▶ **Instructions to follow**:
Locate the lines that hold the string "type". Copy every such line.
___ Records for the exercise
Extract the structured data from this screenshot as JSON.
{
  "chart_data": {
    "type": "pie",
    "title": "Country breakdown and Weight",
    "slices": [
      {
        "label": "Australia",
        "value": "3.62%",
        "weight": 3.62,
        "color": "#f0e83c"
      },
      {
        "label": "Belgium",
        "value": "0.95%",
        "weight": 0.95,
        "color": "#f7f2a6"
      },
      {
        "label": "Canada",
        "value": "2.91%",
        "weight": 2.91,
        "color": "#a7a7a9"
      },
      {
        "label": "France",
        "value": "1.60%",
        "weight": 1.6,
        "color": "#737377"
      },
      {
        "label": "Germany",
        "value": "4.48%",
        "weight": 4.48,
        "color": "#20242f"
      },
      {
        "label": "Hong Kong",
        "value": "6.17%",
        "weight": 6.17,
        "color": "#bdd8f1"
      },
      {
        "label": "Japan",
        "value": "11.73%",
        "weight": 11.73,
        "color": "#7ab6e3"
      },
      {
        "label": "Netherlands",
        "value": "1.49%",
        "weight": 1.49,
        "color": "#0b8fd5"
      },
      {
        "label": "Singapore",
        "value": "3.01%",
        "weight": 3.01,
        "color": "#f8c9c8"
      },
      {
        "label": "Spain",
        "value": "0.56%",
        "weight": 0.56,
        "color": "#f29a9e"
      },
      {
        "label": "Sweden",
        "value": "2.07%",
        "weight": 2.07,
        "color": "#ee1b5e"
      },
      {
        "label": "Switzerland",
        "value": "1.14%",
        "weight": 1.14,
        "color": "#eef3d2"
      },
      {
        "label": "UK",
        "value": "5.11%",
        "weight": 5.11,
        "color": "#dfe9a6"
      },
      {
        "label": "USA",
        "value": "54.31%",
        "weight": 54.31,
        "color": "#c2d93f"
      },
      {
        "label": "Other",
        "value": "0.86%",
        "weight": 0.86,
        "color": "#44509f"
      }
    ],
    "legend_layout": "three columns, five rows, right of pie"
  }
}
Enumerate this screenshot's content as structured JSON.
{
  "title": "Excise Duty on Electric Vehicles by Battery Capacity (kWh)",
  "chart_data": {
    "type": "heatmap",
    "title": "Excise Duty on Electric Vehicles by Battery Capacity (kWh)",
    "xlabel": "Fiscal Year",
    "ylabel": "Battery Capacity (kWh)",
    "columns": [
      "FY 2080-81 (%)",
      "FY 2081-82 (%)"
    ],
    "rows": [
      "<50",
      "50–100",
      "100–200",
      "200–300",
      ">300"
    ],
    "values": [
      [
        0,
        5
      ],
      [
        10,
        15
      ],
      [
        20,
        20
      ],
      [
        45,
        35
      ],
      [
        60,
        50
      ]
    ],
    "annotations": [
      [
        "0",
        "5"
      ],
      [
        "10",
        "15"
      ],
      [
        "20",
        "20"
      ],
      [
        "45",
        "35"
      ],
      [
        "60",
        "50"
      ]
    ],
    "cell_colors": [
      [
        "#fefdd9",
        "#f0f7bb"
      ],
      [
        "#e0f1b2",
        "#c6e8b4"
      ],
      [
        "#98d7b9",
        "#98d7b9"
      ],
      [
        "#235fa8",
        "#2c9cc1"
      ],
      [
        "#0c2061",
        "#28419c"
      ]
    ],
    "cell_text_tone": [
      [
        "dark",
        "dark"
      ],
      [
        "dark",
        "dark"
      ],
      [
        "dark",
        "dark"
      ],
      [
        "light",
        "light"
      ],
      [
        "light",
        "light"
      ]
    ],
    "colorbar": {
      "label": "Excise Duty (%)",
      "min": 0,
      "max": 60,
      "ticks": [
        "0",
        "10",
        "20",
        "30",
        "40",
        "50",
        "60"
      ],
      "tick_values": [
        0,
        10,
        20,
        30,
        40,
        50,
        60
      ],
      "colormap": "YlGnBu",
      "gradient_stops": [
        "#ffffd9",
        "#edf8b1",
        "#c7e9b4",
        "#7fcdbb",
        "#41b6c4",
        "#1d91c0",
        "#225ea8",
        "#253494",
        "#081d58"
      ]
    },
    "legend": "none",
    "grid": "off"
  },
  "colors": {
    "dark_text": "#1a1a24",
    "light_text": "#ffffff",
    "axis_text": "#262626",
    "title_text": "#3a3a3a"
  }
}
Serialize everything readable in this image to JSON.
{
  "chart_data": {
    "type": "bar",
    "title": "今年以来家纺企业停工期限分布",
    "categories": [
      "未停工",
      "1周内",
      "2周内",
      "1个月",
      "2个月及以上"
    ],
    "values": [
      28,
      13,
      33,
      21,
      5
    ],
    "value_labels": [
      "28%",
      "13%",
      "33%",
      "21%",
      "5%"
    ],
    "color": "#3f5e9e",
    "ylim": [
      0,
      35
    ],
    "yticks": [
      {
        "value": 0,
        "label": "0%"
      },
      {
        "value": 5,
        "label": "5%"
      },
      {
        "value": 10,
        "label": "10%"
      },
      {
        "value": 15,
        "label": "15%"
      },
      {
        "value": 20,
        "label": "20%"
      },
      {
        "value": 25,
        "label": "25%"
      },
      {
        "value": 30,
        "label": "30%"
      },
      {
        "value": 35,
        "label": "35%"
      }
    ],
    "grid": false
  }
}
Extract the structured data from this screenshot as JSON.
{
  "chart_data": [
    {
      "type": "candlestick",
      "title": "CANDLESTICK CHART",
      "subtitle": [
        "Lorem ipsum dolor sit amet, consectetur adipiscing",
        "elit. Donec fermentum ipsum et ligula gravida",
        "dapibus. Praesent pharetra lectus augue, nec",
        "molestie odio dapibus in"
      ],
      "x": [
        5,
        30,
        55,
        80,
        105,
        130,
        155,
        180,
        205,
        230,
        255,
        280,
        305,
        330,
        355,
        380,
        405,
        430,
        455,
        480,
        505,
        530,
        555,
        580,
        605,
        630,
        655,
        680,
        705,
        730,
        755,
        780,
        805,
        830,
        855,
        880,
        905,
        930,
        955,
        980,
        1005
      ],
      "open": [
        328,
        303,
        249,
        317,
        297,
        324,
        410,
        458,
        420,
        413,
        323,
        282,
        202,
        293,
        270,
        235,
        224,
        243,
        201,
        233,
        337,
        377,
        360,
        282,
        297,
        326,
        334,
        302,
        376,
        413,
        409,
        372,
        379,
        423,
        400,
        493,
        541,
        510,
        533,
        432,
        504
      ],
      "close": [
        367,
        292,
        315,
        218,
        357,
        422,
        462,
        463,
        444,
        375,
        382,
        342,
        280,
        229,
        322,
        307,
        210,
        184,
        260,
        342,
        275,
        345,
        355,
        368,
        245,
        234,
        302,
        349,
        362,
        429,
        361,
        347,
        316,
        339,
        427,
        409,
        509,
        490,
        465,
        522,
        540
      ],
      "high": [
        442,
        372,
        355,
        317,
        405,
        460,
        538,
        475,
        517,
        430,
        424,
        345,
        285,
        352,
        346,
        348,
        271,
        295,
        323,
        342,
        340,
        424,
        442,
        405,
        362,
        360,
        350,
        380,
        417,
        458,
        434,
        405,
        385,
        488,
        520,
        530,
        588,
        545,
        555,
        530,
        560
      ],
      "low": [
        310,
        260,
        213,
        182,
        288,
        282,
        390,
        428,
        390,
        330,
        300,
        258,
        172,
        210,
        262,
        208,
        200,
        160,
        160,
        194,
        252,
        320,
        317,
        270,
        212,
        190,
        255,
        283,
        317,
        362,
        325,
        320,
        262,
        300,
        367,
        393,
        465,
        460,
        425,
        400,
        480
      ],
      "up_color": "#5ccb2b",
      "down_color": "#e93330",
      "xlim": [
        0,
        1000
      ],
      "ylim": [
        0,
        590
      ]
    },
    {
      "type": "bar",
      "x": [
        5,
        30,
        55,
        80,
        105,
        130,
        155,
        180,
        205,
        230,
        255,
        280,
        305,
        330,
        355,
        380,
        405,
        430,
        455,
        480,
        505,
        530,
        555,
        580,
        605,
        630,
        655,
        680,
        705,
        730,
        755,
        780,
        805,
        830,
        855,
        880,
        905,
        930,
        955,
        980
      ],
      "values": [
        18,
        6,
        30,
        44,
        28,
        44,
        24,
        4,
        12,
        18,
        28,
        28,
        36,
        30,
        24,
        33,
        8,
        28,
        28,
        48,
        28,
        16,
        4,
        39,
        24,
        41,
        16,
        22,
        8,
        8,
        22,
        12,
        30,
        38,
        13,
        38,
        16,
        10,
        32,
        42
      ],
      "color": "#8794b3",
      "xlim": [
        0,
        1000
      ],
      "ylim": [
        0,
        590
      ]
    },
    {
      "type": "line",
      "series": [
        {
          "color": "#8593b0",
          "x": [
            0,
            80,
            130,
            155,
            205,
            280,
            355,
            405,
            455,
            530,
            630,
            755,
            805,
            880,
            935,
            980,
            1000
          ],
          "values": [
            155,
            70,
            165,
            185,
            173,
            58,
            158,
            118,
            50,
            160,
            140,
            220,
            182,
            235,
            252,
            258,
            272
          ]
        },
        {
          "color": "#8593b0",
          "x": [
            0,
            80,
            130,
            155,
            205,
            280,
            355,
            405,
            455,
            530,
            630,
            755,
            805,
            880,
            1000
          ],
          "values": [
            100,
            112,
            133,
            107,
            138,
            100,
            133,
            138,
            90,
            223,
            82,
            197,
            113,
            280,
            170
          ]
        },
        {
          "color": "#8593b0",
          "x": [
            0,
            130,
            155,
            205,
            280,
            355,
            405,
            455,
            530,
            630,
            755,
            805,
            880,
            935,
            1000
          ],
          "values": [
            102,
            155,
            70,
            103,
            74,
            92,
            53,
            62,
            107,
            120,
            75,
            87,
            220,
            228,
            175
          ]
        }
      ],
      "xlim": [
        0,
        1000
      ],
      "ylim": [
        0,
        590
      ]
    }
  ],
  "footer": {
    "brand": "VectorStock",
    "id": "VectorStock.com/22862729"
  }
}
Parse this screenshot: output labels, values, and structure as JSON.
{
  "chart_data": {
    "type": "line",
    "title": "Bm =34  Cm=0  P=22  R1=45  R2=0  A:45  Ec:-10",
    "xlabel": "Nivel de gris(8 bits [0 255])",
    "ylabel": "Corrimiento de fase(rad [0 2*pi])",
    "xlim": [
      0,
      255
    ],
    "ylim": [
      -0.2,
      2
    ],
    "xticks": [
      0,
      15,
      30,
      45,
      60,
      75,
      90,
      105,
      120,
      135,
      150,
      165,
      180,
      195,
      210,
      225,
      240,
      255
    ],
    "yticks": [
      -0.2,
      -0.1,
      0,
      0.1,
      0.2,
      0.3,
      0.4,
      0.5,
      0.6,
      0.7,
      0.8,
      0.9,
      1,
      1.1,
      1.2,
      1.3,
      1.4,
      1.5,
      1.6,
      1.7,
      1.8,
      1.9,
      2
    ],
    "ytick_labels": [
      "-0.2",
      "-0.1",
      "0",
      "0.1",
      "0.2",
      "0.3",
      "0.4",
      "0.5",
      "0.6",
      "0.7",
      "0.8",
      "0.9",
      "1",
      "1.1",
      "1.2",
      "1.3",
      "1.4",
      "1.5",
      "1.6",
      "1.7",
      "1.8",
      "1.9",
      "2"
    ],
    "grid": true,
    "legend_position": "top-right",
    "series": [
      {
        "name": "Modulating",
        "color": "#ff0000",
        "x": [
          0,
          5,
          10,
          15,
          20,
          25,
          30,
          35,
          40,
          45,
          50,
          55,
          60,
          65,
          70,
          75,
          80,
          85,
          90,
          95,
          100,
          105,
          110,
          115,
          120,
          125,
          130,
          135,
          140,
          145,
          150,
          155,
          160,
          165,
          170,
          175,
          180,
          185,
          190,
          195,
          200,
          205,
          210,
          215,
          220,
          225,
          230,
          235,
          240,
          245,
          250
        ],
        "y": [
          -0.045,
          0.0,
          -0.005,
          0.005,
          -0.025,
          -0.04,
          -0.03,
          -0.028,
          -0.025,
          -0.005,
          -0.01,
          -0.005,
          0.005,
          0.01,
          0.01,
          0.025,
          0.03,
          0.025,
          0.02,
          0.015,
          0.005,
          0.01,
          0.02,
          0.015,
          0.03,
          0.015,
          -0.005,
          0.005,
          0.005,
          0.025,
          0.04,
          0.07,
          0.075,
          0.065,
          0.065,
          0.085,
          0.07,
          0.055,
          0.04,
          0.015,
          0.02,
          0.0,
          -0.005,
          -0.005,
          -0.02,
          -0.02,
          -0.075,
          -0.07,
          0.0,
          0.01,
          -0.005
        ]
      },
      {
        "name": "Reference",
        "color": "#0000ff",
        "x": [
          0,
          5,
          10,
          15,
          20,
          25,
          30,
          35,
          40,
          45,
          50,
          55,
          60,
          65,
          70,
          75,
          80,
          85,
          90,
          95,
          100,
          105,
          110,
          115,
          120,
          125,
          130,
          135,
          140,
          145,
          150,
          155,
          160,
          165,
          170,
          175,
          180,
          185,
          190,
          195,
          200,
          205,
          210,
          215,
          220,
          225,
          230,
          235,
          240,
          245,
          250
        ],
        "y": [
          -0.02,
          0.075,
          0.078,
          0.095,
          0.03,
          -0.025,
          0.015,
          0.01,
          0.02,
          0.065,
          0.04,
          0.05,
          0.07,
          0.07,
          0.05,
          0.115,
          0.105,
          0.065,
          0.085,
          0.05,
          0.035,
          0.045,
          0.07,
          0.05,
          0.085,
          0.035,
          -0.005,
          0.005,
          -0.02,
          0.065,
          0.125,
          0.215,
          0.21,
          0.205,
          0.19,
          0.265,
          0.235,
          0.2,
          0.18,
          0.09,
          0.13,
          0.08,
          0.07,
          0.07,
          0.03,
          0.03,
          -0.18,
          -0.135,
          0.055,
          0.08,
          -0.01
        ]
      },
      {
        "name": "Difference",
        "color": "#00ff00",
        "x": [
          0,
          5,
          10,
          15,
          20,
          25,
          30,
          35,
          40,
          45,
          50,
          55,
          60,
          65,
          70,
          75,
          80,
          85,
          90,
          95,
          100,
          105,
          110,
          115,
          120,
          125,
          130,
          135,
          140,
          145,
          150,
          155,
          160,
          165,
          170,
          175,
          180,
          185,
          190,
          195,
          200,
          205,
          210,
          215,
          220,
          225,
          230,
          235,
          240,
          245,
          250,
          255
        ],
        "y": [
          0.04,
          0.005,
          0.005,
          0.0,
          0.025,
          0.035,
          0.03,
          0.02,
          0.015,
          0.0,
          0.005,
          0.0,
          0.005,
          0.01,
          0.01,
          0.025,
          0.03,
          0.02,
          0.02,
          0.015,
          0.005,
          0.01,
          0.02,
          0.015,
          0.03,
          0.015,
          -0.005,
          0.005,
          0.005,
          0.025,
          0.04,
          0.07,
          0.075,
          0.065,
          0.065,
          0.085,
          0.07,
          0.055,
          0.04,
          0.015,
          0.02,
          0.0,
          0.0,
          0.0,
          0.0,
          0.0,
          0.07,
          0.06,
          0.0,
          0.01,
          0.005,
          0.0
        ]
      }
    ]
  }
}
______
▶ **Result of the task**:
    "type": "pie",
    "type": "heatmap",
    "type": "bar",
      "type": "candlestick",
      "type": "bar",
      "type": "line",
    "type": "line",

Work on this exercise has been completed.